[EXERCISE BRIEF]: Exact reproduction of the data is required, with images excluded.

[RECORDS FOR THE TASK]:

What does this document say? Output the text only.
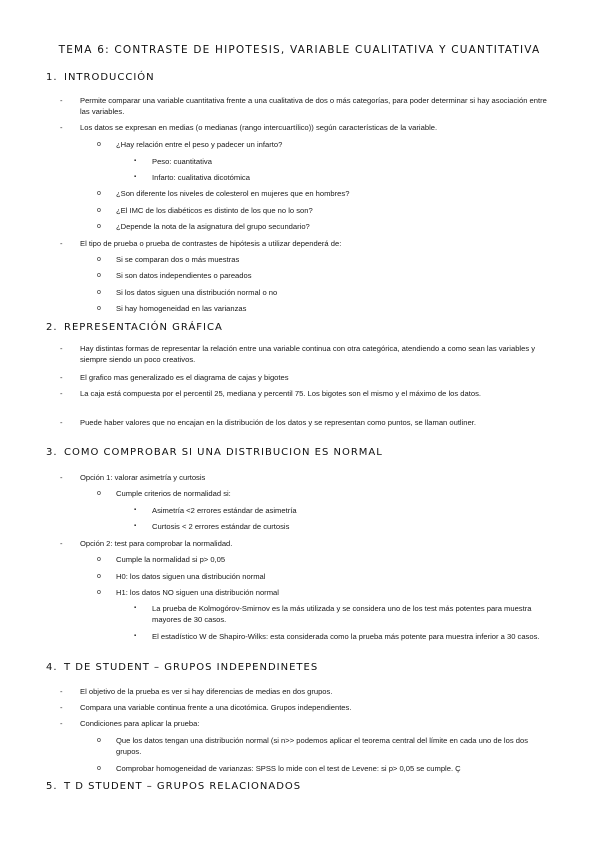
TEMA 6: CONTRASTE DE HIPOTESIS, VARIABLE CUALITATIVA Y CUANTITATIVA
1. INTRODUCCIÓN
-	Permite comparar una variable cuantitativa frente a una cualitativa de dos o más categorías, para poder determinar si hay asociación entre las variables.
-	Los datos se expresan en medias (o medianas (rango intercuartílico)) según características de la variable.
o	¿Hay relación entre el peso y padecer un infarto?
▪	Peso: cuantitativa
▪	Infarto: cualitativa dicotómica
o	¿Son diferente los niveles de colesterol en mujeres que en hombres?
o	¿El IMC de los diabéticos es distinto de los que no lo son?
o	¿Depende la nota de la asignatura del grupo secundario?
-	El tipo de prueba o prueba de contrastes de hipótesis a utilizar dependerá de:
o	Si se comparan dos o más muestras
o	Si son datos independientes o pareados
o	Si los datos siguen una distribución normal o no
o	Si hay homogeneidad en las varianzas
2. REPRESENTACIÓN GRÁFICA
-	Hay distintas formas de representar la relación entre una variable continua con otra categórica, atendiendo a como sean las variables y siempre siendo un poco creativos.
-	El grafico mas generalizado es el diagrama de cajas y bigotes
-	La caja está compuesta por el percentil 25, mediana y percentil 75. Los bigotes son el mismo y el máximo de los datos.
-	Puede haber valores que no encajan en la distribución de los datos y se representan como puntos, se llaman outliner.
3. COMO COMPROBAR SI UNA DISTRIBUCION ES NORMAL
-	Opción 1: valorar asimetría y curtosis
o	Cumple criterios de normalidad si:
▪	Asimetría <2 errores estándar de asimetría
▪	Curtosis < 2 errores estándar de curtosis
-	Opción 2: test para comprobar la normalidad.
o	Cumple la normalidad si p> 0,05
o	H0: los datos siguen una distribución normal
o	H1: los datos NO siguen una distribución normal
▪	La prueba de Kolmogórov-Smirnov es la más utilizada y se considera uno de los test más potentes para muestra mayores de 30 casos.
▪	El estadístico W de Shapiro-Wilks: esta considerada como la prueba más potente para muestra inferior a 30 casos.
4. T DE STUDENT – GRUPOS INDEPENDINETES
-	El objetivo de la prueba es ver si hay diferencias de medias en dos grupos.
-	Compara una variable continua frente a una dicotómica. Grupos independientes.
-	Condiciones para aplicar la prueba:
o	Que los datos tengan una distribución normal (si n>> podemos aplicar el teorema central del límite en cada uno de los dos grupos.
o	Comprobar homogeneidad de varianzas: SPSS lo mide con el test de Levene: si p> 0,05 se cumple. Ç
5. T D STUDENT – GRUPOS RELACIONADOS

[EXERCISE RESULT]:
What does this document say? Output the text only.
TEMA 6: CONTRASTE DE HIPOTESIS, VARIABLE CUALITATIVA Y CUANTITATIVA
1. INTRODUCCIÓN
-	Permite comparar una variable cuantitativa frente a una cualitativa de dos o más categorías, para poder determinar si hay asociación entre las variables.
-	Los datos se expresan en medias (o medianas (rango intercuartílico)) según características de la variable.
o	¿Hay relación entre el peso y padecer un infarto?
▪	Peso: cuantitativa
▪	Infarto: cualitativa dicotómica
o	¿Son diferente los niveles de colesterol en mujeres que en hombres?
o	¿El IMC de los diabéticos es distinto de los que no lo son?
o	¿Depende la nota de la asignatura del grupo secundario?
-	El tipo de prueba o prueba de contrastes de hipótesis a utilizar dependerá de:
o	Si se comparan dos o más muestras
o	Si son datos independientes o pareados
o	Si los datos siguen una distribución normal o no
o	Si hay homogeneidad en las varianzas
2. REPRESENTACIÓN GRÁFICA
-	Hay distintas formas de representar la relación entre una variable continua con otra categórica, atendiendo a como sean las variables y siempre siendo un poco creativos.
-	El grafico mas generalizado es el diagrama de cajas y bigotes
-	La caja está compuesta por el percentil 25, mediana y percentil 75. Los bigotes son el mismo y el máximo de los datos.
-	Puede haber valores que no encajan en la distribución de los datos y se representan como puntos, se llaman outliner.
3. COMO COMPROBAR SI UNA DISTRIBUCION ES NORMAL
-	Opción 1: valorar asimetría y curtosis
o	Cumple criterios de normalidad si:
▪	Asimetría <2 errores estándar de asimetría
▪	Curtosis < 2 errores estándar de curtosis
-	Opción 2: test para comprobar la normalidad.
o	Cumple la normalidad si p> 0,05
o	H0: los datos siguen una distribución normal
o	H1: los datos NO siguen una distribución normal
▪	La prueba de Kolmogórov-Smirnov es la más utilizada y se considera uno de los test más potentes para muestra mayores de 30 casos.
▪	El estadístico W de Shapiro-Wilks: esta considerada como la prueba más potente para muestra inferior a 30 casos.
4. T DE STUDENT – GRUPOS INDEPENDINETES
-	El objetivo de la prueba es ver si hay diferencias de medias en dos grupos.
-	Compara una variable continua frente a una dicotómica. Grupos independientes.
-	Condiciones para aplicar la prueba:
o	Que los datos tengan una distribución normal (si n>> podemos aplicar el teorema central del límite en cada uno de los dos grupos.
o	Comprobar homogeneidad de varianzas: SPSS lo mide con el test de Levene: si p> 0,05 se cumple. Ç
5. T D STUDENT – GRUPOS RELACIONADOS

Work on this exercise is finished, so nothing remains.